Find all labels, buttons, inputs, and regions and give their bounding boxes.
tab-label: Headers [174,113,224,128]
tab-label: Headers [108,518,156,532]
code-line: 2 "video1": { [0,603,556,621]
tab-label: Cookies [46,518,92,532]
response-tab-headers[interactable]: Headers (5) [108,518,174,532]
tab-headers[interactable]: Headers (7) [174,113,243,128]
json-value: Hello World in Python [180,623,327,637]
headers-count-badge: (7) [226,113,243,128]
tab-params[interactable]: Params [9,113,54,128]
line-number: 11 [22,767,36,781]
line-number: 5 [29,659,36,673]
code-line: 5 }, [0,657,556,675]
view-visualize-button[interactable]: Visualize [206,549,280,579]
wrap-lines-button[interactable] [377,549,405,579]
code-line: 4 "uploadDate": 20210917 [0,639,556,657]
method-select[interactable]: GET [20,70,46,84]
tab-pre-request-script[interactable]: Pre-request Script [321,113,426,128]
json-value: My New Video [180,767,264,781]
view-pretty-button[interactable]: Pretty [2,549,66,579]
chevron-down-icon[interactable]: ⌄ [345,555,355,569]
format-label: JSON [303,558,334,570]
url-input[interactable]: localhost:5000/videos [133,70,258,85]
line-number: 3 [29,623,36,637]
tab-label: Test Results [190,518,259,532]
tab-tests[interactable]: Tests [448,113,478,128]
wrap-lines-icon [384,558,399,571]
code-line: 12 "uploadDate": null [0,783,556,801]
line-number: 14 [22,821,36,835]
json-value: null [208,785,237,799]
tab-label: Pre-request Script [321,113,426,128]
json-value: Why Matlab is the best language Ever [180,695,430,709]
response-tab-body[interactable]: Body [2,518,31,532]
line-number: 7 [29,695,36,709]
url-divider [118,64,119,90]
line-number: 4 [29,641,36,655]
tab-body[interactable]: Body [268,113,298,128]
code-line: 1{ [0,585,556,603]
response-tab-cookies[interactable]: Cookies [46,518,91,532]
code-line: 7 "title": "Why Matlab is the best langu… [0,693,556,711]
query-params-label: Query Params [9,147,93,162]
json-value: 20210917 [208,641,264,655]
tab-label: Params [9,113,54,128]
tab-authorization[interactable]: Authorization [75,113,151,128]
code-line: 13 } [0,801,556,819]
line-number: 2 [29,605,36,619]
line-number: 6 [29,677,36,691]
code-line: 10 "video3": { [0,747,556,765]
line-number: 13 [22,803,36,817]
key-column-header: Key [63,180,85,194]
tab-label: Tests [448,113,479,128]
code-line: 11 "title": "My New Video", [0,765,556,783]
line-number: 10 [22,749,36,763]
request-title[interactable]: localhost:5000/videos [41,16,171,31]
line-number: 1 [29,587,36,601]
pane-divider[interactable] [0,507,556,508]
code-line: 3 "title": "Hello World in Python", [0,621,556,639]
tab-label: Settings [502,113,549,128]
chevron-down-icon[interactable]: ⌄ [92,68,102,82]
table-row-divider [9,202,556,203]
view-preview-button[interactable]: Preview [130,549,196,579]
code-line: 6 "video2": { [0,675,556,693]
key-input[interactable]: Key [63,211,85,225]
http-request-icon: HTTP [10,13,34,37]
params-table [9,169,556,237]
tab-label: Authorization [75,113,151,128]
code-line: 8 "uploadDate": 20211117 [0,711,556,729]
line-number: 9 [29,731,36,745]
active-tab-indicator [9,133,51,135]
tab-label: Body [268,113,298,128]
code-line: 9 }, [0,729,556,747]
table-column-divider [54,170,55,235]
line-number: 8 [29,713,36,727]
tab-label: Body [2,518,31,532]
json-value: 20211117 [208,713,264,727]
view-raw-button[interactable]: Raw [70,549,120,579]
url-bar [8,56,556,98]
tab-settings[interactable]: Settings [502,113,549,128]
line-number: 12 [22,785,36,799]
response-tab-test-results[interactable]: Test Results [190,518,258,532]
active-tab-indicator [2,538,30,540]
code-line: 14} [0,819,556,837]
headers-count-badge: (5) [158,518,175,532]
════════
Reproduce all of the material above with "Intro to Python" substituted for every "Hello World in Python", keeping everything else unchanged.

Find all labels, buttons, inputs, and regions and give their bounding boxes.
tab-label: Headers [174,113,224,128]
tab-label: Headers [108,518,156,532]
code-line: 2 "video1": { [0,603,556,621]
tab-label: Cookies [46,518,92,532]
response-tab-headers[interactable]: Headers (5) [108,518,174,532]
tab-headers[interactable]: Headers (7) [174,113,243,128]
json-value: Intro to Python [180,623,327,637]
headers-count-badge: (7) [226,113,243,128]
tab-params[interactable]: Params [9,113,54,128]
line-number: 11 [22,767,36,781]
line-number: 5 [29,659,36,673]
code-line: 5 }, [0,657,556,675]
view-visualize-button[interactable]: Visualize [206,549,280,579]
wrap-lines-button[interactable] [377,549,405,579]
code-line: 4 "uploadDate": 20210917 [0,639,556,657]
method-select[interactable]: GET [20,70,46,84]
tab-pre-request-script[interactable]: Pre-request Script [321,113,426,128]
json-value: My New Video [180,767,264,781]
view-pretty-button[interactable]: Pretty [2,549,66,579]
chevron-down-icon[interactable]: ⌄ [345,555,355,569]
format-label: JSON [303,558,334,570]
url-input[interactable]: localhost:5000/videos [133,70,258,85]
line-number: 3 [29,623,36,637]
tab-label: Test Results [190,518,259,532]
tab-tests[interactable]: Tests [448,113,478,128]
wrap-lines-icon [384,558,399,571]
code-line: 12 "uploadDate": null [0,783,556,801]
line-number: 14 [22,821,36,835]
json-value: null [208,785,237,799]
tab-label: Pre-request Script [321,113,426,128]
json-value: Why Matlab is the best language Ever [180,695,430,709]
response-tab-body[interactable]: Body [2,518,31,532]
line-number: 7 [29,695,36,709]
url-divider [118,64,119,90]
line-number: 4 [29,641,36,655]
tab-body[interactable]: Body [268,113,298,128]
code-line: 1{ [0,585,556,603]
response-tab-cookies[interactable]: Cookies [46,518,91,532]
code-line: 7 "title": "Why Matlab is the best langu… [0,693,556,711]
query-params-label: Query Params [9,147,93,162]
json-value: 20210917 [208,641,264,655]
tab-label: Params [9,113,54,128]
tab-authorization[interactable]: Authorization [75,113,151,128]
code-line: 13 } [0,801,556,819]
line-number: 2 [29,605,36,619]
line-number: 6 [29,677,36,691]
code-line: 10 "video3": { [0,747,556,765]
line-number: 13 [22,803,36,817]
key-column-header: Key [63,180,85,194]
tab-label: Tests [448,113,479,128]
code-line: 11 "title": "My New Video", [0,765,556,783]
line-number: 10 [22,749,36,763]
request-title[interactable]: localhost:5000/videos [41,16,171,31]
line-number: 1 [29,587,36,601]
pane-divider[interactable] [0,507,556,508]
code-line: 3 "title": "Intro to Python", [0,621,556,639]
tab-label: Settings [502,113,549,128]
chevron-down-icon[interactable]: ⌄ [92,68,102,82]
table-row-divider [9,202,556,203]
view-preview-button[interactable]: Preview [130,549,196,579]
code-line: 6 "video2": { [0,675,556,693]
key-input[interactable]: Key [63,211,85,225]
http-request-icon: HTTP [10,13,34,37]
params-table [9,169,556,237]
tab-label: Authorization [75,113,151,128]
code-line: 8 "uploadDate": 20211117 [0,711,556,729]
line-number: 9 [29,731,36,745]
active-tab-indicator [9,133,51,135]
tab-label: Body [268,113,298,128]
code-line: 9 }, [0,729,556,747]
table-column-divider [54,170,55,235]
line-number: 8 [29,713,36,727]
tab-label: Body [2,518,31,532]
json-value: 20211117 [208,713,264,727]
view-raw-button[interactable]: Raw [70,549,120,579]
url-bar [8,56,556,98]
tab-settings[interactable]: Settings [502,113,549,128]
line-number: 12 [22,785,36,799]
response-tab-test-results[interactable]: Test Results [190,518,258,532]
active-tab-indicator [2,538,30,540]
code-line: 14} [0,819,556,837]
headers-count-badge: (5) [158,518,175,532]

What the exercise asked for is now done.